#### EXERCISE MATERIALS
******
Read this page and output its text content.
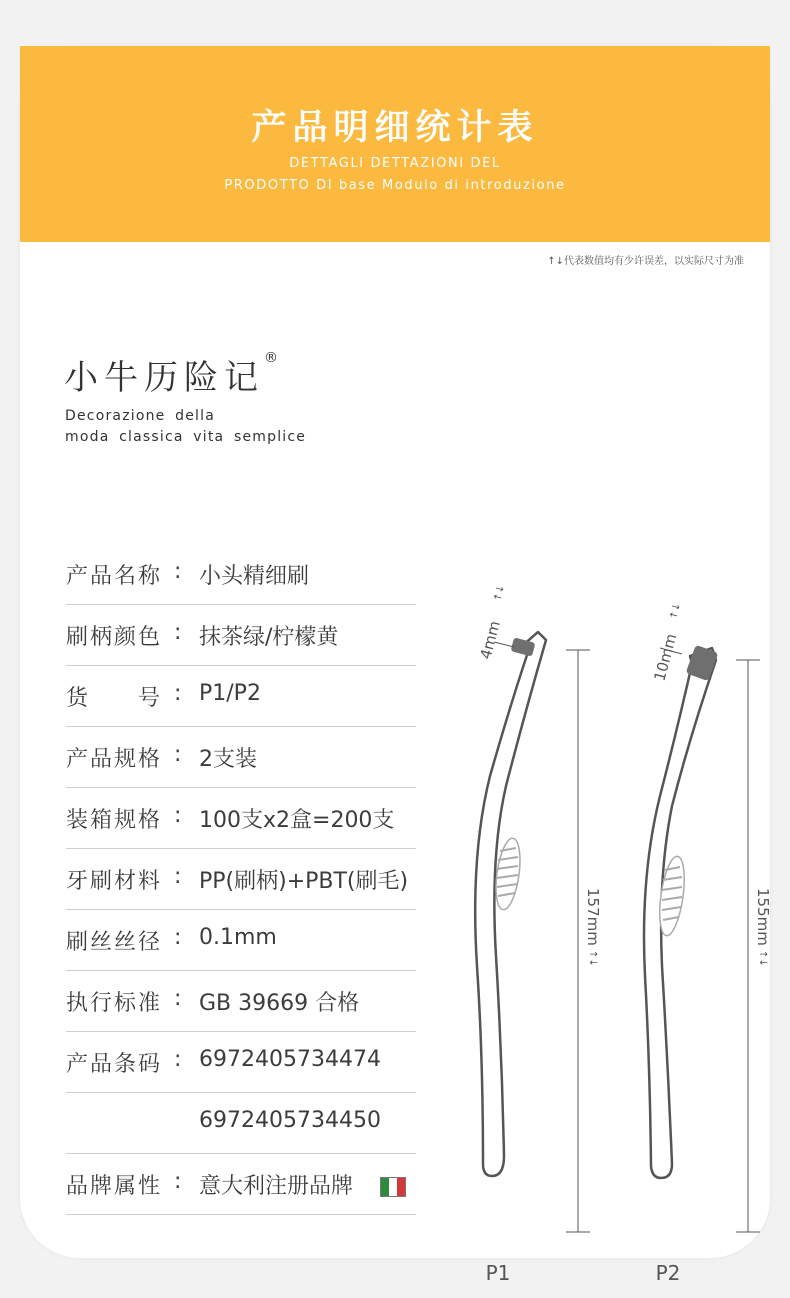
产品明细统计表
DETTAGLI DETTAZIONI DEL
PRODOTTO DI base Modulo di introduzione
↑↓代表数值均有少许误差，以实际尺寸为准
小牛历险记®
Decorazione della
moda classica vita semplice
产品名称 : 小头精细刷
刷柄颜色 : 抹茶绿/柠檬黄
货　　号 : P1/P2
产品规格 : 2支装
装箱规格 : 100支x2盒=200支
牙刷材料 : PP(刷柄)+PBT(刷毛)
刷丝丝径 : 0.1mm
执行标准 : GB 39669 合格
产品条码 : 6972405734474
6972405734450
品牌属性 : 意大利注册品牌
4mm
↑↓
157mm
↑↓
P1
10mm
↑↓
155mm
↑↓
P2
******
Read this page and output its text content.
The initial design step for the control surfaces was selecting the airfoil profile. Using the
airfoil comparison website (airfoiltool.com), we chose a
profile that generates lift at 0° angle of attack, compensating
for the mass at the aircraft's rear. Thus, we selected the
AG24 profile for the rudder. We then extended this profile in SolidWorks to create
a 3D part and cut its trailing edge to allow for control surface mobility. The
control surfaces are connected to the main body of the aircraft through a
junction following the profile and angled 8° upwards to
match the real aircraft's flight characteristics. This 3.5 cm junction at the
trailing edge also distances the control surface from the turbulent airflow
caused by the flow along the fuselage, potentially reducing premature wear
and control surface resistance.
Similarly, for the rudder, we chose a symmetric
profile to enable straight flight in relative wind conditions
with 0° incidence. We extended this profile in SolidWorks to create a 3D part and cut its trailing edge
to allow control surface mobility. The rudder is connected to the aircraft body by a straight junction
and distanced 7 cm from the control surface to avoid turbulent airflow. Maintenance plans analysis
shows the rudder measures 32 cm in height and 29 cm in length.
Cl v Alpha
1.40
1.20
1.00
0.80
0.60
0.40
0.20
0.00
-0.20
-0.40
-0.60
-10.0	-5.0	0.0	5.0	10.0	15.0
******
#### PROBLEM TO SOLVE
Make a tally of the lines in this data that include the string "profile", and answer with that tally alone.

#### TASK SOLUTION
6